◆ REQUEST ◆
Copy out each line of the material in which the word "this" appears.

(Data items)
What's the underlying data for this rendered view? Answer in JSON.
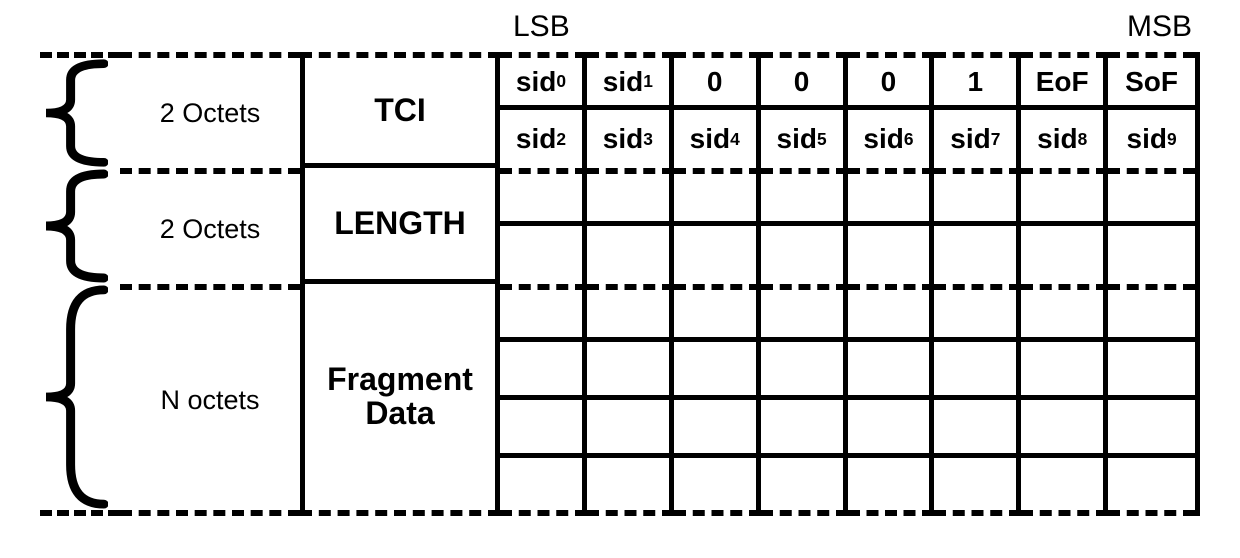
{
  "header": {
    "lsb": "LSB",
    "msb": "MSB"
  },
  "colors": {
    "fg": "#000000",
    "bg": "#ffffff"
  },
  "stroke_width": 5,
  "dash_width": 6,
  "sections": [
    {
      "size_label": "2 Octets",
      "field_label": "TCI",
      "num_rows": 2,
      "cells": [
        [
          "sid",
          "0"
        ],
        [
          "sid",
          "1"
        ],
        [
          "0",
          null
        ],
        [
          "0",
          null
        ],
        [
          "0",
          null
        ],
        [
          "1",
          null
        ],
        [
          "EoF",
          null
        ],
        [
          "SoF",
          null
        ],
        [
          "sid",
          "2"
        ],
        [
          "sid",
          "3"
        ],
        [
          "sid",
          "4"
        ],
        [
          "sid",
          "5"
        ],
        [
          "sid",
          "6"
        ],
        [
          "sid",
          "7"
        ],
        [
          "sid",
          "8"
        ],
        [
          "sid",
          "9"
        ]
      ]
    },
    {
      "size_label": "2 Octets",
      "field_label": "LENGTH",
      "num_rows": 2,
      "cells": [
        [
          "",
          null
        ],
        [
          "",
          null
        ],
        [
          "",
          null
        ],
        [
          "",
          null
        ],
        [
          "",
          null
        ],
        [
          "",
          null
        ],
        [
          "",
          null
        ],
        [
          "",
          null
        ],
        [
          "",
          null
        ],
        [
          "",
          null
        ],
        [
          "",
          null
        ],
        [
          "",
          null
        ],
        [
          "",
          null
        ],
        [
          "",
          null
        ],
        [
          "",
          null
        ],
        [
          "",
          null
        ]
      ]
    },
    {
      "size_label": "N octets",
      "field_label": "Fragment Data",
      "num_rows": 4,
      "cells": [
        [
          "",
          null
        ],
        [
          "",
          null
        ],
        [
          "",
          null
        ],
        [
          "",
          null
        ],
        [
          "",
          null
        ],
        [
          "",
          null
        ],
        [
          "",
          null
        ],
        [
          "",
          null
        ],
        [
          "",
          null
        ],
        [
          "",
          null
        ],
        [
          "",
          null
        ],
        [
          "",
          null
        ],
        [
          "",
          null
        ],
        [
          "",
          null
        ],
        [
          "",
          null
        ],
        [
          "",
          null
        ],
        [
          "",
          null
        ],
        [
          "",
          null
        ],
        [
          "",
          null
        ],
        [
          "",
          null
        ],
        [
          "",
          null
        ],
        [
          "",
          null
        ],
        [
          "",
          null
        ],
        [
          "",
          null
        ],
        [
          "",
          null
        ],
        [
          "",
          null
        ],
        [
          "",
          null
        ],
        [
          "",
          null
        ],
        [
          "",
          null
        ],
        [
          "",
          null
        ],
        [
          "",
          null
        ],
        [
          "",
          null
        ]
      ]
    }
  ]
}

---

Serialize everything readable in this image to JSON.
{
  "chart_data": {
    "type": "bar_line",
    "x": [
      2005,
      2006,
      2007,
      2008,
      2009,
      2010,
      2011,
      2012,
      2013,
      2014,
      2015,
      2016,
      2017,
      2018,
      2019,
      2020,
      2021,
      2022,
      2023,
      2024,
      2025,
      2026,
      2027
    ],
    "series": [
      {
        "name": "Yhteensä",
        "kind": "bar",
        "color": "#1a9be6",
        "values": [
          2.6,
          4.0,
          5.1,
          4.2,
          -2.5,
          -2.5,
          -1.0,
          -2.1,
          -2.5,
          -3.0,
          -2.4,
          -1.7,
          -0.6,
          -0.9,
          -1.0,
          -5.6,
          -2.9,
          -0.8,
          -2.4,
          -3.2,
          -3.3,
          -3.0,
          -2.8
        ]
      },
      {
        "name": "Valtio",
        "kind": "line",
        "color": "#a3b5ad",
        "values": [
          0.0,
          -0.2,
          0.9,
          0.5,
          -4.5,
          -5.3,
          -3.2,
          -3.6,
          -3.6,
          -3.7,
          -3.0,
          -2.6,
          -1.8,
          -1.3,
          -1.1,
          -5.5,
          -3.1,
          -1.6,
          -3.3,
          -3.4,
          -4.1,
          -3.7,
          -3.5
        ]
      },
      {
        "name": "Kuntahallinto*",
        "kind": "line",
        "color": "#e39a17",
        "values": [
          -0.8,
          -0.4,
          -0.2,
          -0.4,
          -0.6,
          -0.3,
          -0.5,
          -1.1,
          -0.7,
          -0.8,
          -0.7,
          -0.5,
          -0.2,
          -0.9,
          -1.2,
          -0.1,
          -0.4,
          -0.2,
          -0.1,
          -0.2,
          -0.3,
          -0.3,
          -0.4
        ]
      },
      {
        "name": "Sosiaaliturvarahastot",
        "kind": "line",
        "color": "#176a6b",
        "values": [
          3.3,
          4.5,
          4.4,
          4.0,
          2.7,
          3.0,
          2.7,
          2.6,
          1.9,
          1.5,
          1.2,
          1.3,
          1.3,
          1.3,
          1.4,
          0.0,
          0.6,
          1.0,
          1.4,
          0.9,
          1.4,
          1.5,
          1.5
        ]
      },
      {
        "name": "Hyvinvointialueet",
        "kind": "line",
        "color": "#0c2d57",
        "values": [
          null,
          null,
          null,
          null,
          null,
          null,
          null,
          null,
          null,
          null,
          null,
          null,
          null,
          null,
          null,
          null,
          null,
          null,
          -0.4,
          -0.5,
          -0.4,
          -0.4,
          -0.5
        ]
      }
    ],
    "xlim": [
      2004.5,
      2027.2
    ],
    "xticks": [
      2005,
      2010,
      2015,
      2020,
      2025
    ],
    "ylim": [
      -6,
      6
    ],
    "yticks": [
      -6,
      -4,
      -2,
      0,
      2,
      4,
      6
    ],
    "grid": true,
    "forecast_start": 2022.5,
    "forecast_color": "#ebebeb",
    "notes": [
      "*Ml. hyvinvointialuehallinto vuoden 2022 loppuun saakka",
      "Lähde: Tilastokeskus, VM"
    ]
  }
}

---

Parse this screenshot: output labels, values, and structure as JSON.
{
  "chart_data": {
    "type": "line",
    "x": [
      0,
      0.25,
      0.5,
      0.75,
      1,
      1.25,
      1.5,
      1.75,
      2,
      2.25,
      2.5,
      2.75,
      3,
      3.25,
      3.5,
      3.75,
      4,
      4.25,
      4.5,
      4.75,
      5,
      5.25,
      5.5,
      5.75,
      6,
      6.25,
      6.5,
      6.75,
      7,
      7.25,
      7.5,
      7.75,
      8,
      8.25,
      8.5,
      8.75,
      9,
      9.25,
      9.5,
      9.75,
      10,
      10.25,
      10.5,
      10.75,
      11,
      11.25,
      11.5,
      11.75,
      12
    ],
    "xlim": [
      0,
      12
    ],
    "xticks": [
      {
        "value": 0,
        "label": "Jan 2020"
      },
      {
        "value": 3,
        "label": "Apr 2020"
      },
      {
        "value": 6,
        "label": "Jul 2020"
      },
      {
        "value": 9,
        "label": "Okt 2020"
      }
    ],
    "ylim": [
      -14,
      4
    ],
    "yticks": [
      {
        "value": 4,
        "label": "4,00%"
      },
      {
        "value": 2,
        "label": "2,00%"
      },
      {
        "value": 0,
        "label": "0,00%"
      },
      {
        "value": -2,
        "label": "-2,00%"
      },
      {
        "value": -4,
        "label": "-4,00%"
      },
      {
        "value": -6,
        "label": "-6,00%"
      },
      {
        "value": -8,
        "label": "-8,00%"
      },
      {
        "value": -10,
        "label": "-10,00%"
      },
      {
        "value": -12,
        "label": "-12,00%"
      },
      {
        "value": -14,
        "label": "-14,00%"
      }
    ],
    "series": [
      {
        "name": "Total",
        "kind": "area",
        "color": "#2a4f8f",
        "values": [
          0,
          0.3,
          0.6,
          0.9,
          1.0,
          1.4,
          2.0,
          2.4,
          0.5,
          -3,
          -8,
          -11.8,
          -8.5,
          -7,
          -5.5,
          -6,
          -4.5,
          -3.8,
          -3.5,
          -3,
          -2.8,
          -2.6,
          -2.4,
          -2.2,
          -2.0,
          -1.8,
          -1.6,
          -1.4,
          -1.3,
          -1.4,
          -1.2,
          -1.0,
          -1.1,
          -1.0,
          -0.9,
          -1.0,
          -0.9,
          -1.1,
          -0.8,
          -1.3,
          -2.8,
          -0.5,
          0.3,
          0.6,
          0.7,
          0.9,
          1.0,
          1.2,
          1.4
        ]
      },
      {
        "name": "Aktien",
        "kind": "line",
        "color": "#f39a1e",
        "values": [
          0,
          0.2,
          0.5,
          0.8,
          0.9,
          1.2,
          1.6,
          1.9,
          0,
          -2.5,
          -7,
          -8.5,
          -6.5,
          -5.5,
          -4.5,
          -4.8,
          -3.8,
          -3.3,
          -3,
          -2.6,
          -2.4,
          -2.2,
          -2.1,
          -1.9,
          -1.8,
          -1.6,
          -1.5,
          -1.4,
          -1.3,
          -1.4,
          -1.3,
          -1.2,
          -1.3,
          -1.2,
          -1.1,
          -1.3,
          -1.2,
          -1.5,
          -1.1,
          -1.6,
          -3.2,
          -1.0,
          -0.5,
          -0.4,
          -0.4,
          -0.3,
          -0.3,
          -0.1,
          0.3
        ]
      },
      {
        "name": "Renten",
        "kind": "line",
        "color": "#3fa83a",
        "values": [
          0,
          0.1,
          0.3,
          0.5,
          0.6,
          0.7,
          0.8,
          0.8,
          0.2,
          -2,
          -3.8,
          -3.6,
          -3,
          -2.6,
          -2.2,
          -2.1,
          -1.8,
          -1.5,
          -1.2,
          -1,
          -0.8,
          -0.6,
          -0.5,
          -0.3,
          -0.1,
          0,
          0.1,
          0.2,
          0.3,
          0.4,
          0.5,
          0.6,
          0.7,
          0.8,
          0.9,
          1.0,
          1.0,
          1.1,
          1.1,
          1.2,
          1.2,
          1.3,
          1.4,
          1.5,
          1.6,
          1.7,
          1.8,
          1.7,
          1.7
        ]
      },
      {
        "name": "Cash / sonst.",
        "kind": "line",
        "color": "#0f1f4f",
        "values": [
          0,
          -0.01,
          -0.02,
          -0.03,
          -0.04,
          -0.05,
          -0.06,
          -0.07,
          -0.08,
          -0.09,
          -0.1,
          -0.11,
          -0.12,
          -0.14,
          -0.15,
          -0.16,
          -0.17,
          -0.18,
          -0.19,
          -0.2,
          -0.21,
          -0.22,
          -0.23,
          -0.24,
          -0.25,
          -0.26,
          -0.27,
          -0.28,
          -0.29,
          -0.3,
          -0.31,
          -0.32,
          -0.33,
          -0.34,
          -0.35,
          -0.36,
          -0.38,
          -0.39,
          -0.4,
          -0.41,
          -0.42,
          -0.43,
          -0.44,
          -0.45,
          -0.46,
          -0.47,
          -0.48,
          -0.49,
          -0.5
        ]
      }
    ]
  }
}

◆ TASK RESULT ◆
What's the underlying data for this rendered view? Answer in JSON.
Serialize everything readable in this image to JSON.
Parse this screenshot: output labels, values, and structure as JSON.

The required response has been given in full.